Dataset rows
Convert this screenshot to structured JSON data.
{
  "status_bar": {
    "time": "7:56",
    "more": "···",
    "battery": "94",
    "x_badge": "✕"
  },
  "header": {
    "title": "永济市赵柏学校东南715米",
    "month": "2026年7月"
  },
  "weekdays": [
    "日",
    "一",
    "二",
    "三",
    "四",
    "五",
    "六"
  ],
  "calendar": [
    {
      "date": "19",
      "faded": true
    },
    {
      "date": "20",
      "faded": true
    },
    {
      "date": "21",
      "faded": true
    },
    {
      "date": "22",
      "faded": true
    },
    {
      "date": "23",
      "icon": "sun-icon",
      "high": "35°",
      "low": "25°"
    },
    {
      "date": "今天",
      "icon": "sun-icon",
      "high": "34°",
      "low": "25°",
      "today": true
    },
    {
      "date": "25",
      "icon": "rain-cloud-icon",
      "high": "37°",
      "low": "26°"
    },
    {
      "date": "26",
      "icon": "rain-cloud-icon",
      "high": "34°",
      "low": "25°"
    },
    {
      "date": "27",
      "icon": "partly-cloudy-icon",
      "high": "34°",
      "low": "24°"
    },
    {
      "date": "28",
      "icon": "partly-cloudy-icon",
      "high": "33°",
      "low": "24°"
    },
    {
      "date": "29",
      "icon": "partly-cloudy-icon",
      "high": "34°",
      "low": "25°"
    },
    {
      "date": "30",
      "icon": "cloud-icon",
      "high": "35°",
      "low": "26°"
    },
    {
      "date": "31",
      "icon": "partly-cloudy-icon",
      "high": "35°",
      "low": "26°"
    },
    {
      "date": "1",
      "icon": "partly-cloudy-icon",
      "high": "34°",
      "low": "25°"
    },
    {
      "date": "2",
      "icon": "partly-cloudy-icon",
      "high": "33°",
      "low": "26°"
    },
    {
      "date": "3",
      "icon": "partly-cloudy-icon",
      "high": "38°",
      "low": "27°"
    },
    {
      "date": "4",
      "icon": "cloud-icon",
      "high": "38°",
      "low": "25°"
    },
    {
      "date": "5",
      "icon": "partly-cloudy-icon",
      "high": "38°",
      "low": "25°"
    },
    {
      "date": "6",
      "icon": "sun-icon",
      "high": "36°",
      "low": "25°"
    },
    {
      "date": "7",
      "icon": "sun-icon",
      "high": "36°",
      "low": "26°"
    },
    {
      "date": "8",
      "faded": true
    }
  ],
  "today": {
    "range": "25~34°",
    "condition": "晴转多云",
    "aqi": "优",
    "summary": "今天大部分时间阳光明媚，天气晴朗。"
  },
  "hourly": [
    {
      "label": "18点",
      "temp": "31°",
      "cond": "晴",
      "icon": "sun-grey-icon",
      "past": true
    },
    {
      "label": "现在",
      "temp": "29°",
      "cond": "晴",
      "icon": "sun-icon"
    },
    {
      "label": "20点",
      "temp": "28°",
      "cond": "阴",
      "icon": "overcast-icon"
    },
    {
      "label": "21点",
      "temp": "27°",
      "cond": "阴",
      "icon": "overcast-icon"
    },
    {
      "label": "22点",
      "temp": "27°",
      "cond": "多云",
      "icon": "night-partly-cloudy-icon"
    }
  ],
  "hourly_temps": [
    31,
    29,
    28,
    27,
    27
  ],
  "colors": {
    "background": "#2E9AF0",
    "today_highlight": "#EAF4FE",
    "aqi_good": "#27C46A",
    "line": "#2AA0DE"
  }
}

● **REQUIREMENT**
Give all the entries again exactly; leave none out.

● **EXERCISE ANSWER**
Convert this screenshot to structured JSON data.
{
  "status_bar": {
    "time": "7:56",
    "more": "···",
    "battery": "94",
    "x_badge": "✕"
  },
  "header": {
    "title": "永济市赵柏学校东南715米",
    "month": "2026年7月"
  },
  "weekdays": [
    "日",
    "一",
    "二",
    "三",
    "四",
    "五",
    "六"
  ],
  "calendar": [
    {
      "date": "19",
      "faded": true
    },
    {
      "date": "20",
      "faded": true
    },
    {
      "date": "21",
      "faded": true
    },
    {
      "date": "22",
      "faded": true
    },
    {
      "date": "23",
      "icon": "sun-icon",
      "high": "35°",
      "low": "25°"
    },
    {
      "date": "今天",
      "icon": "sun-icon",
      "high": "34°",
      "low": "25°",
      "today": true
    },
    {
      "date": "25",
      "icon": "rain-cloud-icon",
      "high": "37°",
      "low": "26°"
    },
    {
      "date": "26",
      "icon": "rain-cloud-icon",
      "high": "34°",
      "low": "25°"
    },
    {
      "date": "27",
      "icon": "partly-cloudy-icon",
      "high": "34°",
      "low": "24°"
    },
    {
      "date": "28",
      "icon": "partly-cloudy-icon",
      "high": "33°",
      "low": "24°"
    },
    {
      "date": "29",
      "icon": "partly-cloudy-icon",
      "high": "34°",
      "low": "25°"
    },
    {
      "date": "30",
      "icon": "cloud-icon",
      "high": "35°",
      "low": "26°"
    },
    {
      "date": "31",
      "icon": "partly-cloudy-icon",
      "high": "35°",
      "low": "26°"
    },
    {
      "date": "1",
      "icon": "partly-cloudy-icon",
      "high": "34°",
      "low": "25°"
    },
    {
      "date": "2",
      "icon": "partly-cloudy-icon",
      "high": "33°",
      "low": "26°"
    },
    {
      "date": "3",
      "icon": "partly-cloudy-icon",
      "high": "38°",
      "low": "27°"
    },
    {
      "date": "4",
      "icon": "cloud-icon",
      "high": "38°",
      "low": "25°"
    },
    {
      "date": "5",
      "icon": "partly-cloudy-icon",
      "high": "38°",
      "low": "25°"
    },
    {
      "date": "6",
      "icon": "sun-icon",
      "high": "36°",
      "low": "25°"
    },
    {
      "date": "7",
      "icon": "sun-icon",
      "high": "36°",
      "low": "26°"
    },
    {
      "date": "8",
      "faded": true
    }
  ],
  "today": {
    "range": "25~34°",
    "condition": "晴转多云",
    "aqi": "优",
    "summary": "今天大部分时间阳光明媚，天气晴朗。"
  },
  "hourly": [
    {
      "label": "18点",
      "temp": "31°",
      "cond": "晴",
      "icon": "sun-grey-icon",
      "past": true
    },
    {
      "label": "现在",
      "temp": "29°",
      "cond": "晴",
      "icon": "sun-icon"
    },
    {
      "label": "20点",
      "temp": "28°",
      "cond": "阴",
      "icon": "overcast-icon"
    },
    {
      "label": "21点",
      "temp": "27°",
      "cond": "阴",
      "icon": "overcast-icon"
    },
    {
      "label": "22点",
      "temp": "27°",
      "cond": "多云",
      "icon": "night-partly-cloudy-icon"
    }
  ],
  "hourly_temps": [
    31,
    29,
    28,
    27,
    27
  ],
  "colors": {
    "background": "#2E9AF0",
    "today_highlight": "#EAF4FE",
    "aqi_good": "#27C46A",
    "line": "#2AA0DE"
  }
}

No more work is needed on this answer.